### Records supplied

= = =

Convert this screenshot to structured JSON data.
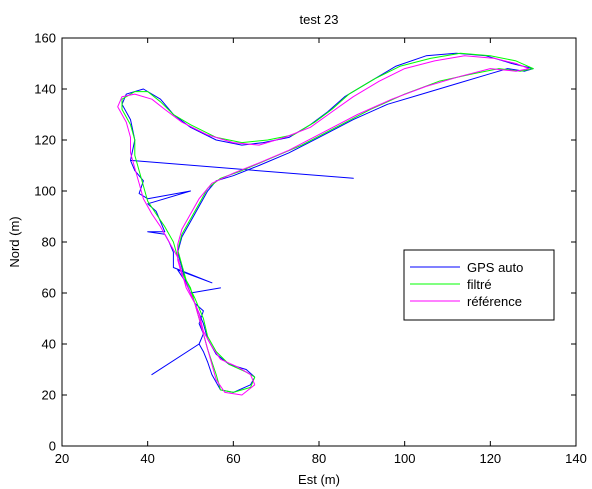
{
  "chart_data": {
    "type": "line",
    "title": "test 23",
    "xlabel": "Est (m)",
    "ylabel": "Nord (m)",
    "xlim": [
      20,
      140
    ],
    "ylim": [
      0,
      160
    ],
    "xticks": [
      20,
      40,
      60,
      80,
      100,
      120,
      140
    ],
    "yticks": [
      0,
      20,
      40,
      60,
      80,
      100,
      120,
      140,
      160
    ],
    "grid": false,
    "legend_position": "right",
    "series": [
      {
        "name": "GPS auto",
        "color": "#0000ff",
        "points": [
          [
            65,
            27
          ],
          [
            64,
            24
          ],
          [
            60,
            21
          ],
          [
            57,
            22
          ],
          [
            55,
            28
          ],
          [
            54,
            33
          ],
          [
            53,
            37
          ],
          [
            52,
            40
          ],
          [
            41,
            28
          ],
          [
            52,
            40
          ],
          [
            53,
            44
          ],
          [
            52,
            48
          ],
          [
            53,
            53
          ],
          [
            51,
            56
          ],
          [
            50,
            60
          ],
          [
            57,
            62
          ],
          [
            50,
            60
          ],
          [
            49,
            64
          ],
          [
            47,
            69
          ],
          [
            55,
            64
          ],
          [
            46,
            70
          ],
          [
            46,
            76
          ],
          [
            45,
            80
          ],
          [
            44,
            83
          ],
          [
            40,
            84
          ],
          [
            44,
            84
          ],
          [
            43,
            88
          ],
          [
            42,
            92
          ],
          [
            40,
            95
          ],
          [
            50,
            100
          ],
          [
            40,
            97
          ],
          [
            38,
            99
          ],
          [
            39,
            104
          ],
          [
            37,
            108
          ],
          [
            36,
            112
          ],
          [
            88,
            105
          ],
          [
            36,
            112
          ],
          [
            37,
            120
          ],
          [
            36,
            128
          ],
          [
            34,
            134
          ],
          [
            35,
            138
          ],
          [
            39,
            140
          ],
          [
            43,
            136
          ],
          [
            46,
            130
          ],
          [
            50,
            125
          ],
          [
            56,
            120
          ],
          [
            62,
            118
          ],
          [
            67,
            119
          ],
          [
            73,
            121
          ],
          [
            78,
            126
          ],
          [
            82,
            131
          ],
          [
            86,
            137
          ],
          [
            92,
            143
          ],
          [
            98,
            149
          ],
          [
            105,
            153
          ],
          [
            112,
            154
          ],
          [
            119,
            153
          ],
          [
            125,
            150
          ],
          [
            130,
            148
          ],
          [
            128,
            147
          ],
          [
            124,
            148
          ],
          [
            120,
            146
          ],
          [
            112,
            142
          ],
          [
            104,
            138
          ],
          [
            96,
            134
          ],
          [
            88,
            128
          ],
          [
            80,
            121
          ],
          [
            73,
            115
          ],
          [
            66,
            110
          ],
          [
            60,
            106
          ],
          [
            56,
            104
          ],
          [
            54,
            100
          ],
          [
            52,
            94
          ],
          [
            50,
            88
          ],
          [
            48,
            82
          ],
          [
            47,
            76
          ],
          [
            48,
            70
          ],
          [
            49,
            64
          ],
          [
            51,
            56
          ],
          [
            53,
            48
          ],
          [
            54,
            42
          ],
          [
            56,
            36
          ],
          [
            59,
            32
          ],
          [
            63,
            30
          ],
          [
            65,
            27
          ]
        ]
      },
      {
        "name": "filtré",
        "color": "#00ff00",
        "points": [
          [
            65,
            27
          ],
          [
            64,
            23
          ],
          [
            60,
            21
          ],
          [
            57,
            22
          ],
          [
            56,
            28
          ],
          [
            55,
            33
          ],
          [
            54,
            38
          ],
          [
            53,
            44
          ],
          [
            52,
            50
          ],
          [
            51,
            56
          ],
          [
            50,
            62
          ],
          [
            48,
            68
          ],
          [
            47,
            74
          ],
          [
            46,
            80
          ],
          [
            44,
            86
          ],
          [
            42,
            91
          ],
          [
            40,
            96
          ],
          [
            39,
            102
          ],
          [
            38,
            108
          ],
          [
            37,
            114
          ],
          [
            37,
            120
          ],
          [
            36,
            126
          ],
          [
            34,
            132
          ],
          [
            34,
            136
          ],
          [
            37,
            139
          ],
          [
            40,
            139
          ],
          [
            43,
            135
          ],
          [
            46,
            130
          ],
          [
            50,
            126
          ],
          [
            56,
            121
          ],
          [
            62,
            119
          ],
          [
            68,
            120
          ],
          [
            74,
            122
          ],
          [
            79,
            127
          ],
          [
            83,
            132
          ],
          [
            87,
            138
          ],
          [
            93,
            144
          ],
          [
            99,
            149
          ],
          [
            106,
            152
          ],
          [
            113,
            154
          ],
          [
            120,
            153
          ],
          [
            126,
            151
          ],
          [
            130,
            148
          ],
          [
            127,
            147
          ],
          [
            122,
            148
          ],
          [
            116,
            146
          ],
          [
            108,
            143
          ],
          [
            100,
            138
          ],
          [
            92,
            132
          ],
          [
            84,
            125
          ],
          [
            76,
            118
          ],
          [
            69,
            113
          ],
          [
            62,
            108
          ],
          [
            57,
            105
          ],
          [
            54,
            101
          ],
          [
            52,
            95
          ],
          [
            50,
            89
          ],
          [
            48,
            83
          ],
          [
            47,
            77
          ],
          [
            48,
            71
          ],
          [
            49,
            65
          ],
          [
            51,
            58
          ],
          [
            53,
            50
          ],
          [
            54,
            43
          ],
          [
            56,
            37
          ],
          [
            59,
            32
          ],
          [
            63,
            29
          ],
          [
            65,
            27
          ]
        ]
      },
      {
        "name": "référence",
        "color": "#ff00ff",
        "points": [
          [
            65,
            24
          ],
          [
            62,
            20
          ],
          [
            58,
            21
          ],
          [
            56,
            26
          ],
          [
            55,
            32
          ],
          [
            54,
            38
          ],
          [
            53,
            44
          ],
          [
            52,
            50
          ],
          [
            51,
            56
          ],
          [
            49,
            62
          ],
          [
            48,
            68
          ],
          [
            47,
            74
          ],
          [
            45,
            80
          ],
          [
            43,
            86
          ],
          [
            41,
            91
          ],
          [
            39,
            97
          ],
          [
            38,
            103
          ],
          [
            37,
            109
          ],
          [
            36,
            115
          ],
          [
            36,
            121
          ],
          [
            35,
            127
          ],
          [
            33,
            133
          ],
          [
            34,
            137
          ],
          [
            37,
            138
          ],
          [
            41,
            136
          ],
          [
            44,
            132
          ],
          [
            48,
            127
          ],
          [
            54,
            122
          ],
          [
            60,
            119
          ],
          [
            66,
            118
          ],
          [
            72,
            121
          ],
          [
            78,
            125
          ],
          [
            83,
            131
          ],
          [
            88,
            137
          ],
          [
            94,
            143
          ],
          [
            100,
            148
          ],
          [
            107,
            151
          ],
          [
            114,
            153
          ],
          [
            121,
            152
          ],
          [
            126,
            150
          ],
          [
            129,
            148
          ],
          [
            126,
            147
          ],
          [
            120,
            148
          ],
          [
            113,
            145
          ],
          [
            105,
            141
          ],
          [
            97,
            136
          ],
          [
            89,
            130
          ],
          [
            81,
            123
          ],
          [
            73,
            116
          ],
          [
            66,
            111
          ],
          [
            60,
            107
          ],
          [
            55,
            103
          ],
          [
            52,
            97
          ],
          [
            50,
            91
          ],
          [
            48,
            85
          ],
          [
            47,
            79
          ],
          [
            47,
            73
          ],
          [
            48,
            67
          ],
          [
            50,
            60
          ],
          [
            52,
            52
          ],
          [
            53,
            45
          ],
          [
            55,
            39
          ],
          [
            57,
            34
          ],
          [
            61,
            31
          ],
          [
            64,
            28
          ],
          [
            65,
            24
          ]
        ]
      }
    ]
  }
}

= = =

### Problem to solve
Return all of the data exactly as written, and drop the pictures.

### Response to the exercise
Convert this screenshot to structured JSON data.
{
  "chart_data": {
    "type": "line",
    "title": "test 23",
    "xlabel": "Est (m)",
    "ylabel": "Nord (m)",
    "xlim": [
      20,
      140
    ],
    "ylim": [
      0,
      160
    ],
    "xticks": [
      20,
      40,
      60,
      80,
      100,
      120,
      140
    ],
    "yticks": [
      0,
      20,
      40,
      60,
      80,
      100,
      120,
      140,
      160
    ],
    "grid": false,
    "legend_position": "right",
    "series": [
      {
        "name": "GPS auto",
        "color": "#0000ff",
        "points": [
          [
            65,
            27
          ],
          [
            64,
            24
          ],
          [
            60,
            21
          ],
          [
            57,
            22
          ],
          [
            55,
            28
          ],
          [
            54,
            33
          ],
          [
            53,
            37
          ],
          [
            52,
            40
          ],
          [
            41,
            28
          ],
          [
            52,
            40
          ],
          [
            53,
            44
          ],
          [
            52,
            48
          ],
          [
            53,
            53
          ],
          [
            51,
            56
          ],
          [
            50,
            60
          ],
          [
            57,
            62
          ],
          [
            50,
            60
          ],
          [
            49,
            64
          ],
          [
            47,
            69
          ],
          [
            55,
            64
          ],
          [
            46,
            70
          ],
          [
            46,
            76
          ],
          [
            45,
            80
          ],
          [
            44,
            83
          ],
          [
            40,
            84
          ],
          [
            44,
            84
          ],
          [
            43,
            88
          ],
          [
            42,
            92
          ],
          [
            40,
            95
          ],
          [
            50,
            100
          ],
          [
            40,
            97
          ],
          [
            38,
            99
          ],
          [
            39,
            104
          ],
          [
            37,
            108
          ],
          [
            36,
            112
          ],
          [
            88,
            105
          ],
          [
            36,
            112
          ],
          [
            37,
            120
          ],
          [
            36,
            128
          ],
          [
            34,
            134
          ],
          [
            35,
            138
          ],
          [
            39,
            140
          ],
          [
            43,
            136
          ],
          [
            46,
            130
          ],
          [
            50,
            125
          ],
          [
            56,
            120
          ],
          [
            62,
            118
          ],
          [
            67,
            119
          ],
          [
            73,
            121
          ],
          [
            78,
            126
          ],
          [
            82,
            131
          ],
          [
            86,
            137
          ],
          [
            92,
            143
          ],
          [
            98,
            149
          ],
          [
            105,
            153
          ],
          [
            112,
            154
          ],
          [
            119,
            153
          ],
          [
            125,
            150
          ],
          [
            130,
            148
          ],
          [
            128,
            147
          ],
          [
            124,
            148
          ],
          [
            120,
            146
          ],
          [
            112,
            142
          ],
          [
            104,
            138
          ],
          [
            96,
            134
          ],
          [
            88,
            128
          ],
          [
            80,
            121
          ],
          [
            73,
            115
          ],
          [
            66,
            110
          ],
          [
            60,
            106
          ],
          [
            56,
            104
          ],
          [
            54,
            100
          ],
          [
            52,
            94
          ],
          [
            50,
            88
          ],
          [
            48,
            82
          ],
          [
            47,
            76
          ],
          [
            48,
            70
          ],
          [
            49,
            64
          ],
          [
            51,
            56
          ],
          [
            53,
            48
          ],
          [
            54,
            42
          ],
          [
            56,
            36
          ],
          [
            59,
            32
          ],
          [
            63,
            30
          ],
          [
            65,
            27
          ]
        ]
      },
      {
        "name": "filtré",
        "color": "#00ff00",
        "points": [
          [
            65,
            27
          ],
          [
            64,
            23
          ],
          [
            60,
            21
          ],
          [
            57,
            22
          ],
          [
            56,
            28
          ],
          [
            55,
            33
          ],
          [
            54,
            38
          ],
          [
            53,
            44
          ],
          [
            52,
            50
          ],
          [
            51,
            56
          ],
          [
            50,
            62
          ],
          [
            48,
            68
          ],
          [
            47,
            74
          ],
          [
            46,
            80
          ],
          [
            44,
            86
          ],
          [
            42,
            91
          ],
          [
            40,
            96
          ],
          [
            39,
            102
          ],
          [
            38,
            108
          ],
          [
            37,
            114
          ],
          [
            37,
            120
          ],
          [
            36,
            126
          ],
          [
            34,
            132
          ],
          [
            34,
            136
          ],
          [
            37,
            139
          ],
          [
            40,
            139
          ],
          [
            43,
            135
          ],
          [
            46,
            130
          ],
          [
            50,
            126
          ],
          [
            56,
            121
          ],
          [
            62,
            119
          ],
          [
            68,
            120
          ],
          [
            74,
            122
          ],
          [
            79,
            127
          ],
          [
            83,
            132
          ],
          [
            87,
            138
          ],
          [
            93,
            144
          ],
          [
            99,
            149
          ],
          [
            106,
            152
          ],
          [
            113,
            154
          ],
          [
            120,
            153
          ],
          [
            126,
            151
          ],
          [
            130,
            148
          ],
          [
            127,
            147
          ],
          [
            122,
            148
          ],
          [
            116,
            146
          ],
          [
            108,
            143
          ],
          [
            100,
            138
          ],
          [
            92,
            132
          ],
          [
            84,
            125
          ],
          [
            76,
            118
          ],
          [
            69,
            113
          ],
          [
            62,
            108
          ],
          [
            57,
            105
          ],
          [
            54,
            101
          ],
          [
            52,
            95
          ],
          [
            50,
            89
          ],
          [
            48,
            83
          ],
          [
            47,
            77
          ],
          [
            48,
            71
          ],
          [
            49,
            65
          ],
          [
            51,
            58
          ],
          [
            53,
            50
          ],
          [
            54,
            43
          ],
          [
            56,
            37
          ],
          [
            59,
            32
          ],
          [
            63,
            29
          ],
          [
            65,
            27
          ]
        ]
      },
      {
        "name": "référence",
        "color": "#ff00ff",
        "points": [
          [
            65,
            24
          ],
          [
            62,
            20
          ],
          [
            58,
            21
          ],
          [
            56,
            26
          ],
          [
            55,
            32
          ],
          [
            54,
            38
          ],
          [
            53,
            44
          ],
          [
            52,
            50
          ],
          [
            51,
            56
          ],
          [
            49,
            62
          ],
          [
            48,
            68
          ],
          [
            47,
            74
          ],
          [
            45,
            80
          ],
          [
            43,
            86
          ],
          [
            41,
            91
          ],
          [
            39,
            97
          ],
          [
            38,
            103
          ],
          [
            37,
            109
          ],
          [
            36,
            115
          ],
          [
            36,
            121
          ],
          [
            35,
            127
          ],
          [
            33,
            133
          ],
          [
            34,
            137
          ],
          [
            37,
            138
          ],
          [
            41,
            136
          ],
          [
            44,
            132
          ],
          [
            48,
            127
          ],
          [
            54,
            122
          ],
          [
            60,
            119
          ],
          [
            66,
            118
          ],
          [
            72,
            121
          ],
          [
            78,
            125
          ],
          [
            83,
            131
          ],
          [
            88,
            137
          ],
          [
            94,
            143
          ],
          [
            100,
            148
          ],
          [
            107,
            151
          ],
          [
            114,
            153
          ],
          [
            121,
            152
          ],
          [
            126,
            150
          ],
          [
            129,
            148
          ],
          [
            126,
            147
          ],
          [
            120,
            148
          ],
          [
            113,
            145
          ],
          [
            105,
            141
          ],
          [
            97,
            136
          ],
          [
            89,
            130
          ],
          [
            81,
            123
          ],
          [
            73,
            116
          ],
          [
            66,
            111
          ],
          [
            60,
            107
          ],
          [
            55,
            103
          ],
          [
            52,
            97
          ],
          [
            50,
            91
          ],
          [
            48,
            85
          ],
          [
            47,
            79
          ],
          [
            47,
            73
          ],
          [
            48,
            67
          ],
          [
            50,
            60
          ],
          [
            52,
            52
          ],
          [
            53,
            45
          ],
          [
            55,
            39
          ],
          [
            57,
            34
          ],
          [
            61,
            31
          ],
          [
            64,
            28
          ],
          [
            65,
            24
          ]
        ]
      }
    ]
  }
}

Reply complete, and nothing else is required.